[Excerpts from a figure dataset]
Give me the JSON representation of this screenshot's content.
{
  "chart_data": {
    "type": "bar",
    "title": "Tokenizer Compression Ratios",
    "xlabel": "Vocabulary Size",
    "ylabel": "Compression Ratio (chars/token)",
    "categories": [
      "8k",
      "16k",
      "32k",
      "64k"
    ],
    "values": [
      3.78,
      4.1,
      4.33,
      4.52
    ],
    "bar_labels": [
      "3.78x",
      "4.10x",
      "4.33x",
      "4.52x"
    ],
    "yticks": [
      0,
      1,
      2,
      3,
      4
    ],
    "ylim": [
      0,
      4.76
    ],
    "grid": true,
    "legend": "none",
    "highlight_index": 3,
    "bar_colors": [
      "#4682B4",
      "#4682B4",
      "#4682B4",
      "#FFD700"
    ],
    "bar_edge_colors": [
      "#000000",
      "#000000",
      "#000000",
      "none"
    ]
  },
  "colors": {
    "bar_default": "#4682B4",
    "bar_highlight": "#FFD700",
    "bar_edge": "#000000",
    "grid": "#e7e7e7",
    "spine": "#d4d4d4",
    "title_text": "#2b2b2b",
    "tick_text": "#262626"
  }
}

Task brief: Transcribe the material above in its entirety. Match it exactly.

Answer for the task:
Give me the JSON representation of this screenshot's content.
{
  "chart_data": {
    "type": "bar",
    "title": "Tokenizer Compression Ratios",
    "xlabel": "Vocabulary Size",
    "ylabel": "Compression Ratio (chars/token)",
    "categories": [
      "8k",
      "16k",
      "32k",
      "64k"
    ],
    "values": [
      3.78,
      4.1,
      4.33,
      4.52
    ],
    "bar_labels": [
      "3.78x",
      "4.10x",
      "4.33x",
      "4.52x"
    ],
    "yticks": [
      0,
      1,
      2,
      3,
      4
    ],
    "ylim": [
      0,
      4.76
    ],
    "grid": true,
    "legend": "none",
    "highlight_index": 3,
    "bar_colors": [
      "#4682B4",
      "#4682B4",
      "#4682B4",
      "#FFD700"
    ],
    "bar_edge_colors": [
      "#000000",
      "#000000",
      "#000000",
      "none"
    ]
  },
  "colors": {
    "bar_default": "#4682B4",
    "bar_highlight": "#FFD700",
    "bar_edge": "#000000",
    "grid": "#e7e7e7",
    "spine": "#d4d4d4",
    "title_text": "#2b2b2b",
    "tick_text": "#262626"
  }
}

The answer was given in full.